• **What is required**: The expected output is the full data, repeated exactly, without pictures.

• **Data shown**:
"""
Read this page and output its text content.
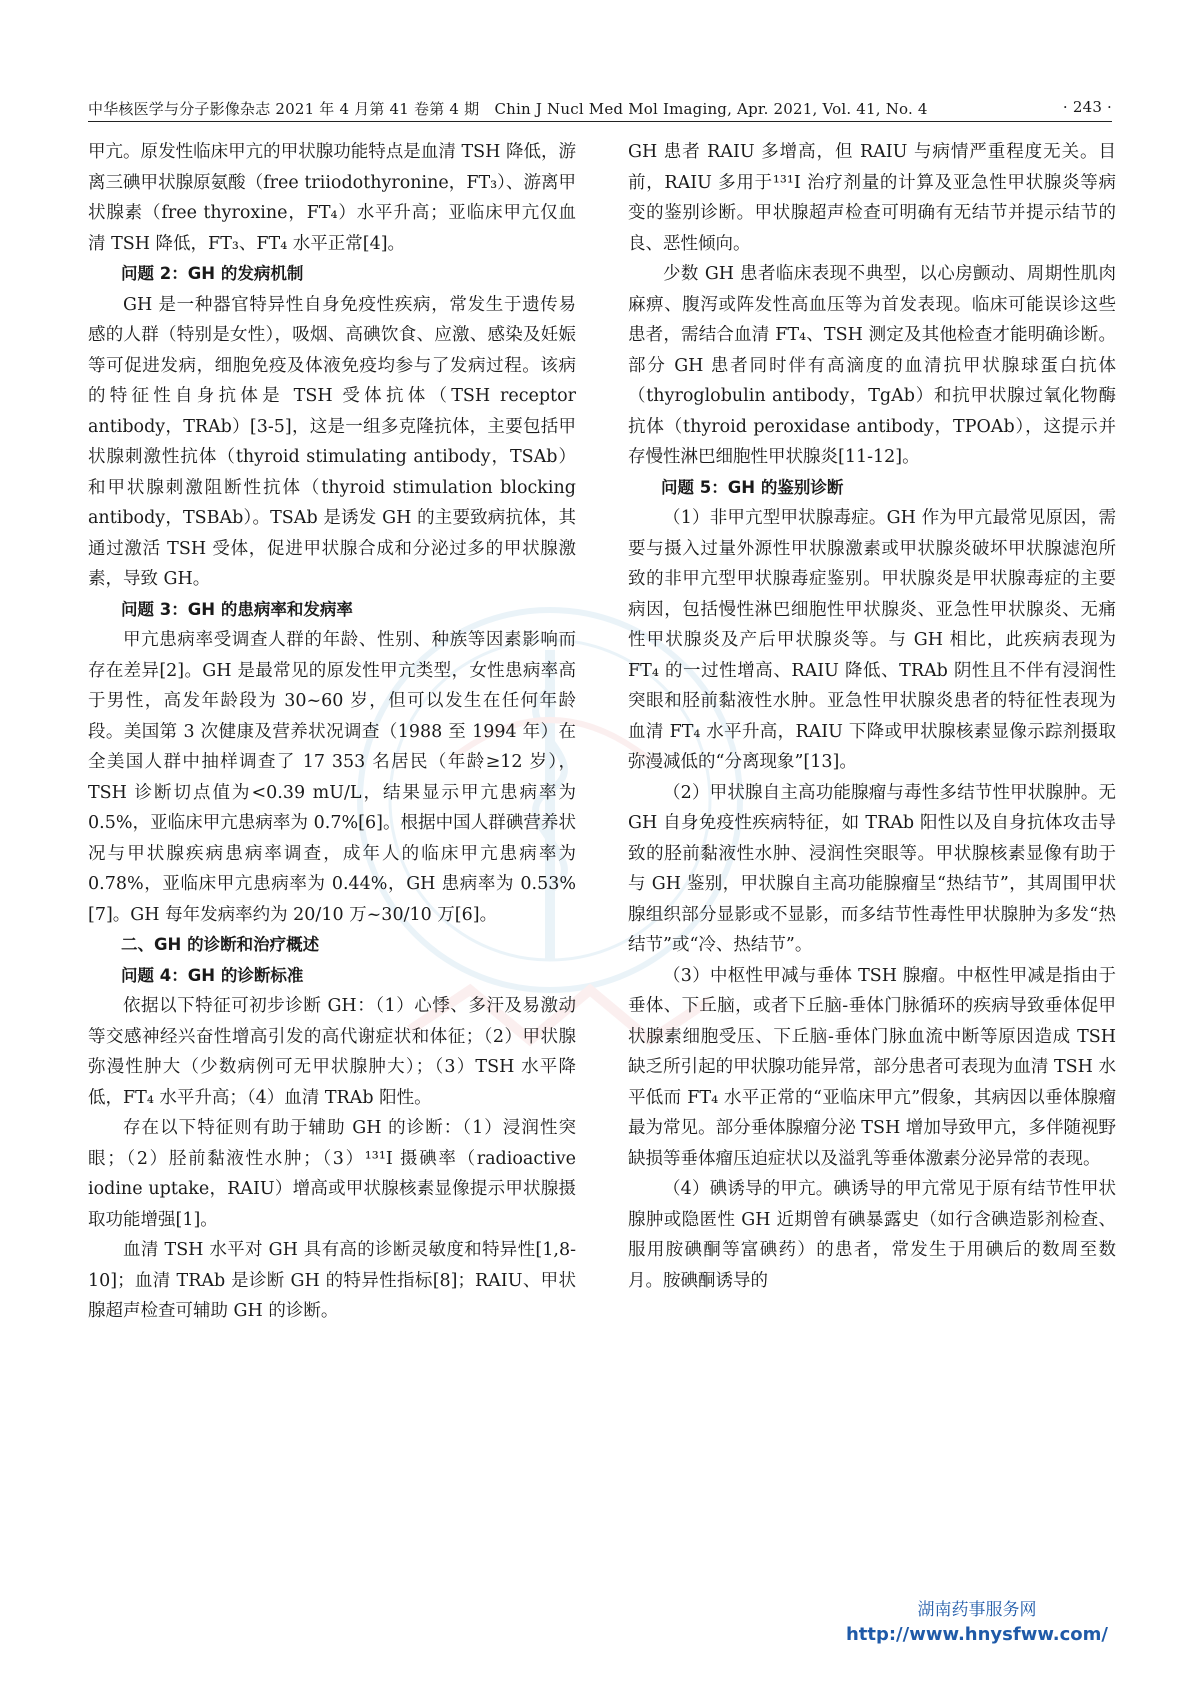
中华核医学与分子影像杂志 2021 年 4 月第 41 卷第 4 期　Chin J Nucl Med Mol Imaging, Apr. 2021, Vol. 41, No. 4	· 243 ·

甲亢。原发性临床甲亢的甲状腺功能特点是血清 TSH 降低，游离三碘甲状腺原氨酸（free triiodothyronine，FT₃）、游离甲状腺素（free thyroxine，FT₄）水平升高；亚临床甲亢仅血清 TSH 降低，FT₃、FT₄ 水平正常[4]。

问题 2：GH 的发病机制

GH 是一种器官特异性自身免疫性疾病，常发生于遗传易感的人群（特别是女性），吸烟、高碘饮食、应激、感染及妊娠等可促进发病，细胞免疫及体液免疫均参与了发病过程。该病的特征性自身抗体是 TSH 受体抗体（TSH receptor antibody，TRAb）[3-5]，这是一组多克隆抗体，主要包括甲状腺刺激性抗体（thyroid stimulating antibody，TSAb）和甲状腺刺激阻断性抗体（thyroid stimulation blocking antibody，TSBAb）。TSAb 是诱发 GH 的主要致病抗体，其通过激活 TSH 受体，促进甲状腺合成和分泌过多的甲状腺激素，导致 GH。

问题 3：GH 的患病率和发病率

甲亢患病率受调查人群的年龄、性别、种族等因素影响而存在差异[2]。GH 是最常见的原发性甲亢类型，女性患病率高于男性，高发年龄段为 30~60 岁，但可以发生在任何年龄段。美国第 3 次健康及营养状况调查（1988 至 1994 年）在全美国人群中抽样调查了 17 353 名居民（年龄≥12 岁），TSH 诊断切点值为<0.39 mU/L，结果显示甲亢患病率为 0.5%，亚临床甲亢患病率为 0.7%[6]。根据中国人群碘营养状况与甲状腺疾病患病率调查，成年人的临床甲亢患病率为 0.78%，亚临床甲亢患病率为 0.44%，GH 患病率为 0.53%[7]。GH 每年发病率约为 20/10 万~30/10 万[6]。

二、GH 的诊断和治疗概述

问题 4：GH 的诊断标准

依据以下特征可初步诊断 GH：（1）心悸、多汗及易激动等交感神经兴奋性增高引发的高代谢症状和体征；（2）甲状腺弥漫性肿大（少数病例可无甲状腺肿大）；（3）TSH 水平降低，FT₄ 水平升高；（4）血清 TRAb 阳性。

存在以下特征则有助于辅助 GH 的诊断：（1）浸润性突眼；（2）胫前黏液性水肿；（3）¹³¹I 摄碘率（radioactive iodine uptake，RAIU）增高或甲状腺核素显像提示甲状腺摄取功能增强[1]。

血清 TSH 水平对 GH 具有高的诊断灵敏度和特异性[1,8-10]；血清 TRAb 是诊断 GH 的特异性指标[8]；RAIU、甲状腺超声检查可辅助 GH 的诊断。

GH 患者 RAIU 多增高，但 RAIU 与病情严重程度无关。目前，RAIU 多用于¹³¹I 治疗剂量的计算及亚急性甲状腺炎等病变的鉴别诊断。甲状腺超声检查可明确有无结节并提示结节的良、恶性倾向。

少数 GH 患者临床表现不典型，以心房颤动、周期性肌肉麻痹、腹泻或阵发性高血压等为首发表现。临床可能误诊这些患者，需结合血清 FT₄、TSH 测定及其他检查才能明确诊断。部分 GH 患者同时伴有高滴度的血清抗甲状腺球蛋白抗体（thyroglobulin antibody，TgAb）和抗甲状腺过氧化物酶抗体（thyroid peroxidase antibody，TPOAb），这提示并存慢性淋巴细胞性甲状腺炎[11-12]。

问题 5：GH 的鉴别诊断

（1）非甲亢型甲状腺毒症。GH 作为甲亢最常见原因，需要与摄入过量外源性甲状腺激素或甲状腺炎破坏甲状腺滤泡所致的非甲亢型甲状腺毒症鉴别。甲状腺炎是甲状腺毒症的主要病因，包括慢性淋巴细胞性甲状腺炎、亚急性甲状腺炎、无痛性甲状腺炎及产后甲状腺炎等。与 GH 相比，此疾病表现为 FT₄ 的一过性增高、RAIU 降低、TRAb 阴性且不伴有浸润性突眼和胫前黏液性水肿。亚急性甲状腺炎患者的特征性表现为血清 FT₄ 水平升高，RAIU 下降或甲状腺核素显像示踪剂摄取弥漫减低的“分离现象”[13]。

（2）甲状腺自主高功能腺瘤与毒性多结节性甲状腺肿。无 GH 自身免疫性疾病特征，如 TRAb 阳性以及自身抗体攻击导致的胫前黏液性水肿、浸润性突眼等。甲状腺核素显像有助于与 GH 鉴别，甲状腺自主高功能腺瘤呈“热结节”，其周围甲状腺组织部分显影或不显影，而多结节性毒性甲状腺肿为多发“热结节”或“冷、热结节”。

（3）中枢性甲减与垂体 TSH 腺瘤。中枢性甲减是指由于垂体、下丘脑，或者下丘脑-垂体门脉循环的疾病导致垂体促甲状腺素细胞受压、下丘脑-垂体门脉血流中断等原因造成 TSH 缺乏所引起的甲状腺功能异常，部分患者可表现为血清 TSH 水平低而 FT₄ 水平正常的“亚临床甲亢”假象，其病因以垂体腺瘤最为常见。部分垂体腺瘤分泌 TSH 增加导致甲亢，多伴随视野缺损等垂体瘤压迫症状以及溢乳等垂体激素分泌异常的表现。

（4）碘诱导的甲亢。碘诱导的甲亢常见于原有结节性甲状腺肿或隐匿性 GH 近期曾有碘暴露史（如行含碘造影剂检查、服用胺碘酮等富碘药）的患者，常发生于用碘后的数周至数月。胺碘酮诱导的

湖南药事服务网
http://www.hnysfww.com/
"""
• **Solution for this exercise**:
Read this page and output its text content.
中华核医学与分子影像杂志 2021 年 4 月第 41 卷第 4 期　Chin J Nucl Med Mol Imaging, Apr. 2021, Vol. 41, No. 4	· 243 ·

甲亢。原发性临床甲亢的甲状腺功能特点是血清 TSH 降低，游离三碘甲状腺原氨酸（free triiodothyronine，FT₃）、游离甲状腺素（free thyroxine，FT₄）水平升高；亚临床甲亢仅血清 TSH 降低，FT₃、FT₄ 水平正常[4]。

问题 2：GH 的发病机制

GH 是一种器官特异性自身免疫性疾病，常发生于遗传易感的人群（特别是女性），吸烟、高碘饮食、应激、感染及妊娠等可促进发病，细胞免疫及体液免疫均参与了发病过程。该病的特征性自身抗体是 TSH 受体抗体（TSH receptor antibody，TRAb）[3-5]，这是一组多克隆抗体，主要包括甲状腺刺激性抗体（thyroid stimulating antibody，TSAb）和甲状腺刺激阻断性抗体（thyroid stimulation blocking antibody，TSBAb）。TSAb 是诱发 GH 的主要致病抗体，其通过激活 TSH 受体，促进甲状腺合成和分泌过多的甲状腺激素，导致 GH。

问题 3：GH 的患病率和发病率

甲亢患病率受调查人群的年龄、性别、种族等因素影响而存在差异[2]。GH 是最常见的原发性甲亢类型，女性患病率高于男性，高发年龄段为 30~60 岁，但可以发生在任何年龄段。美国第 3 次健康及营养状况调查（1988 至 1994 年）在全美国人群中抽样调查了 17 353 名居民（年龄≥12 岁），TSH 诊断切点值为<0.39 mU/L，结果显示甲亢患病率为 0.5%，亚临床甲亢患病率为 0.7%[6]。根据中国人群碘营养状况与甲状腺疾病患病率调查，成年人的临床甲亢患病率为 0.78%，亚临床甲亢患病率为 0.44%，GH 患病率为 0.53%[7]。GH 每年发病率约为 20/10 万~30/10 万[6]。

二、GH 的诊断和治疗概述

问题 4：GH 的诊断标准

依据以下特征可初步诊断 GH：（1）心悸、多汗及易激动等交感神经兴奋性增高引发的高代谢症状和体征；（2）甲状腺弥漫性肿大（少数病例可无甲状腺肿大）；（3）TSH 水平降低，FT₄ 水平升高；（4）血清 TRAb 阳性。

存在以下特征则有助于辅助 GH 的诊断：（1）浸润性突眼；（2）胫前黏液性水肿；（3）¹³¹I 摄碘率（radioactive iodine uptake，RAIU）增高或甲状腺核素显像提示甲状腺摄取功能增强[1]。

血清 TSH 水平对 GH 具有高的诊断灵敏度和特异性[1,8-10]；血清 TRAb 是诊断 GH 的特异性指标[8]；RAIU、甲状腺超声检查可辅助 GH 的诊断。

GH 患者 RAIU 多增高，但 RAIU 与病情严重程度无关。目前，RAIU 多用于¹³¹I 治疗剂量的计算及亚急性甲状腺炎等病变的鉴别诊断。甲状腺超声检查可明确有无结节并提示结节的良、恶性倾向。

少数 GH 患者临床表现不典型，以心房颤动、周期性肌肉麻痹、腹泻或阵发性高血压等为首发表现。临床可能误诊这些患者，需结合血清 FT₄、TSH 测定及其他检查才能明确诊断。部分 GH 患者同时伴有高滴度的血清抗甲状腺球蛋白抗体（thyroglobulin antibody，TgAb）和抗甲状腺过氧化物酶抗体（thyroid peroxidase antibody，TPOAb），这提示并存慢性淋巴细胞性甲状腺炎[11-12]。

问题 5：GH 的鉴别诊断

（1）非甲亢型甲状腺毒症。GH 作为甲亢最常见原因，需要与摄入过量外源性甲状腺激素或甲状腺炎破坏甲状腺滤泡所致的非甲亢型甲状腺毒症鉴别。甲状腺炎是甲状腺毒症的主要病因，包括慢性淋巴细胞性甲状腺炎、亚急性甲状腺炎、无痛性甲状腺炎及产后甲状腺炎等。与 GH 相比，此疾病表现为 FT₄ 的一过性增高、RAIU 降低、TRAb 阴性且不伴有浸润性突眼和胫前黏液性水肿。亚急性甲状腺炎患者的特征性表现为血清 FT₄ 水平升高，RAIU 下降或甲状腺核素显像示踪剂摄取弥漫减低的“分离现象”[13]。

（2）甲状腺自主高功能腺瘤与毒性多结节性甲状腺肿。无 GH 自身免疫性疾病特征，如 TRAb 阳性以及自身抗体攻击导致的胫前黏液性水肿、浸润性突眼等。甲状腺核素显像有助于与 GH 鉴别，甲状腺自主高功能腺瘤呈“热结节”，其周围甲状腺组织部分显影或不显影，而多结节性毒性甲状腺肿为多发“热结节”或“冷、热结节”。

（3）中枢性甲减与垂体 TSH 腺瘤。中枢性甲减是指由于垂体、下丘脑，或者下丘脑-垂体门脉循环的疾病导致垂体促甲状腺素细胞受压、下丘脑-垂体门脉血流中断等原因造成 TSH 缺乏所引起的甲状腺功能异常，部分患者可表现为血清 TSH 水平低而 FT₄ 水平正常的“亚临床甲亢”假象，其病因以垂体腺瘤最为常见。部分垂体腺瘤分泌 TSH 增加导致甲亢，多伴随视野缺损等垂体瘤压迫症状以及溢乳等垂体激素分泌异常的表现。

（4）碘诱导的甲亢。碘诱导的甲亢常见于原有结节性甲状腺肿或隐匿性 GH 近期曾有碘暴露史（如行含碘造影剂检查、服用胺碘酮等富碘药）的患者，常发生于用碘后的数周至数月。胺碘酮诱导的

湖南药事服务网
http://www.hnysfww.com/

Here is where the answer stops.